→ **Set exercise**: Copy out the items word for word, starting with the line containing "List all visible" and going on through the line containing "1336, 196, 1372]", both lines included. Leave the pictures out of your answer.

→ **Data shown**:
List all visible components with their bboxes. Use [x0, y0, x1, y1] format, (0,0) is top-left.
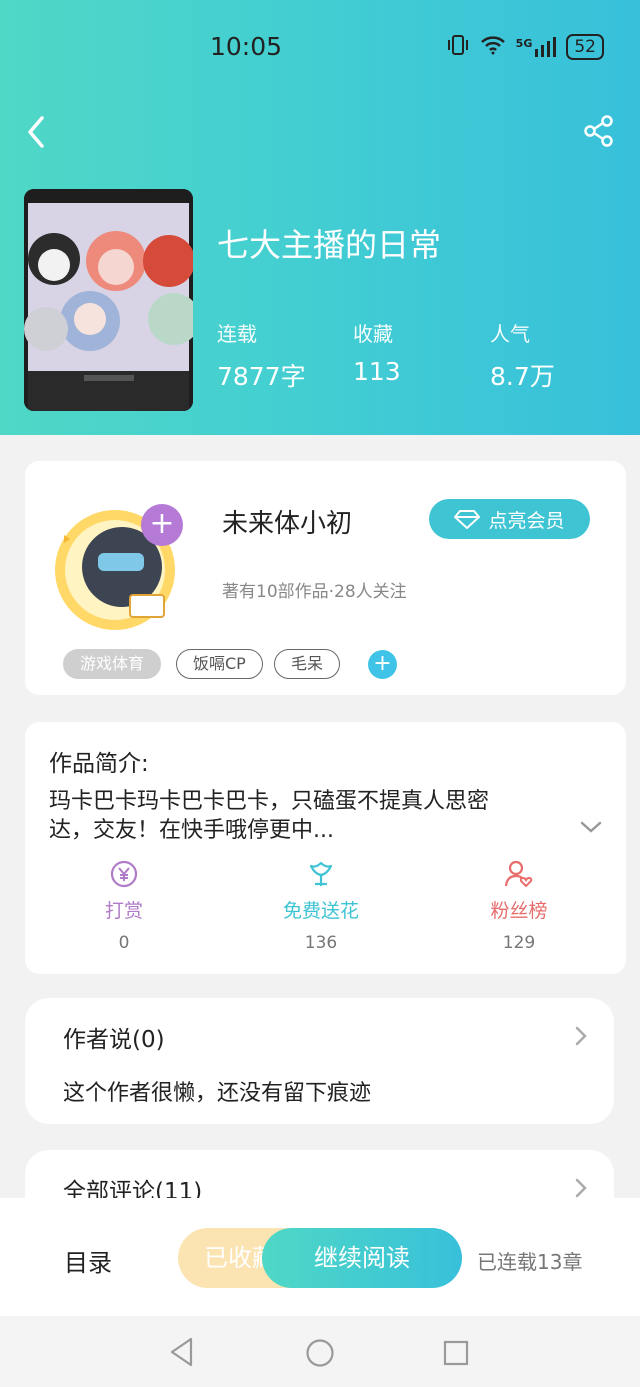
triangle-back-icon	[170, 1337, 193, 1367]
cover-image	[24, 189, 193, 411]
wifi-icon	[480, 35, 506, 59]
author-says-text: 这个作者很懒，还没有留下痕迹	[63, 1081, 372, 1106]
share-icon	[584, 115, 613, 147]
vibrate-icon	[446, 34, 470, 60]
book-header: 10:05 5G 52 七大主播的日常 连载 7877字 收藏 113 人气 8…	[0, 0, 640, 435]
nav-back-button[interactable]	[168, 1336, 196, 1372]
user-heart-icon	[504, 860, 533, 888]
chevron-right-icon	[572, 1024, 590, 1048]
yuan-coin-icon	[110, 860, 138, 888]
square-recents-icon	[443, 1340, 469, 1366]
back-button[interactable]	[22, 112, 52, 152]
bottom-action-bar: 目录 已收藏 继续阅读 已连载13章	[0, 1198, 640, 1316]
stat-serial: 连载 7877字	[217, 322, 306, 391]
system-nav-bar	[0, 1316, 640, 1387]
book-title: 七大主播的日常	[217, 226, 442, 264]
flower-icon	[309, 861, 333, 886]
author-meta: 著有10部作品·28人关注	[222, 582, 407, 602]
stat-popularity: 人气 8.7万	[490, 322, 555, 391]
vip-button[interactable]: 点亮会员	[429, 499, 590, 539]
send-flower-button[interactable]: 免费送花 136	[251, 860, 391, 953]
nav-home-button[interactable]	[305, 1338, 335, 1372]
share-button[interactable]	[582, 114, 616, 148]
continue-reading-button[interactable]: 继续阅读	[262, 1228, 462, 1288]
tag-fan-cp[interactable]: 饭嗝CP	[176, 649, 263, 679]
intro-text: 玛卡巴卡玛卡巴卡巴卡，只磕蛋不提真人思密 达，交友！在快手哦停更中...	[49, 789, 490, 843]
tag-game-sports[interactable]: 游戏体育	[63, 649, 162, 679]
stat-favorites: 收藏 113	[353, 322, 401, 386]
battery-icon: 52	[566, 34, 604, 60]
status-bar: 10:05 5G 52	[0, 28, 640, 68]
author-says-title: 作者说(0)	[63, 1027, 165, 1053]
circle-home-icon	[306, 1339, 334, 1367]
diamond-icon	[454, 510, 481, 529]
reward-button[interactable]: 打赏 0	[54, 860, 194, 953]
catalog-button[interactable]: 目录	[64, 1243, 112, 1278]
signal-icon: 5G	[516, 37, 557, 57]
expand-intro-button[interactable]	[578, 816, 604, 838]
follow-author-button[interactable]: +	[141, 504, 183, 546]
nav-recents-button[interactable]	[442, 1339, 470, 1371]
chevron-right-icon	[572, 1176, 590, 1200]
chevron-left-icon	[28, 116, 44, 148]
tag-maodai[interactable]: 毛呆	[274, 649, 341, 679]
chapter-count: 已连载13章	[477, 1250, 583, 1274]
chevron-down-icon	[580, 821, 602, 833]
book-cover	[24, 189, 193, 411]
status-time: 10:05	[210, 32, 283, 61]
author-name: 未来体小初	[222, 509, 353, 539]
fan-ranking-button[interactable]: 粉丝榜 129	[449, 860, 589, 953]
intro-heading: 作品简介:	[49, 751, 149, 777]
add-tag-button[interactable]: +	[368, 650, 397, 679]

...

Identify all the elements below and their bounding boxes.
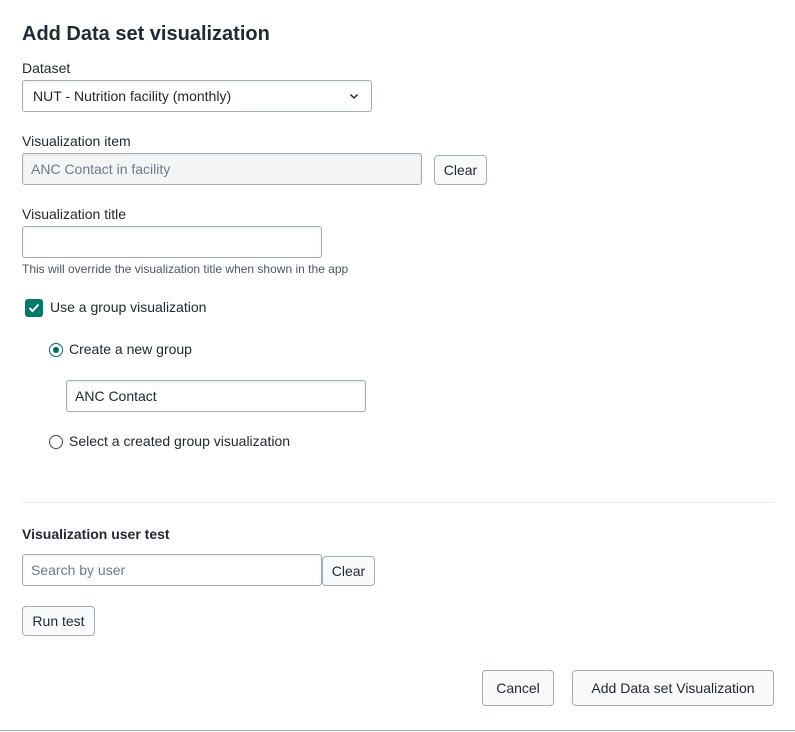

→ **Exercise solution**:
List all visible components with their bboxes. Use [x0, y0, x1, y1] format, (0,0) is top-left.
triangle-back-icon	[170, 1337, 193, 1367]
cover-image	[24, 189, 193, 411]
wifi-icon	[480, 35, 506, 59]
author-says-text: 这个作者很懒，还没有留下痕迹	[63, 1081, 372, 1106]
share-icon	[584, 115, 613, 147]
vibrate-icon	[446, 34, 470, 60]
book-header: 10:05 5G 52 七大主播的日常 连载 7877字 收藏 113 人气 8…	[0, 0, 640, 435]
nav-back-button[interactable]	[168, 1336, 196, 1372]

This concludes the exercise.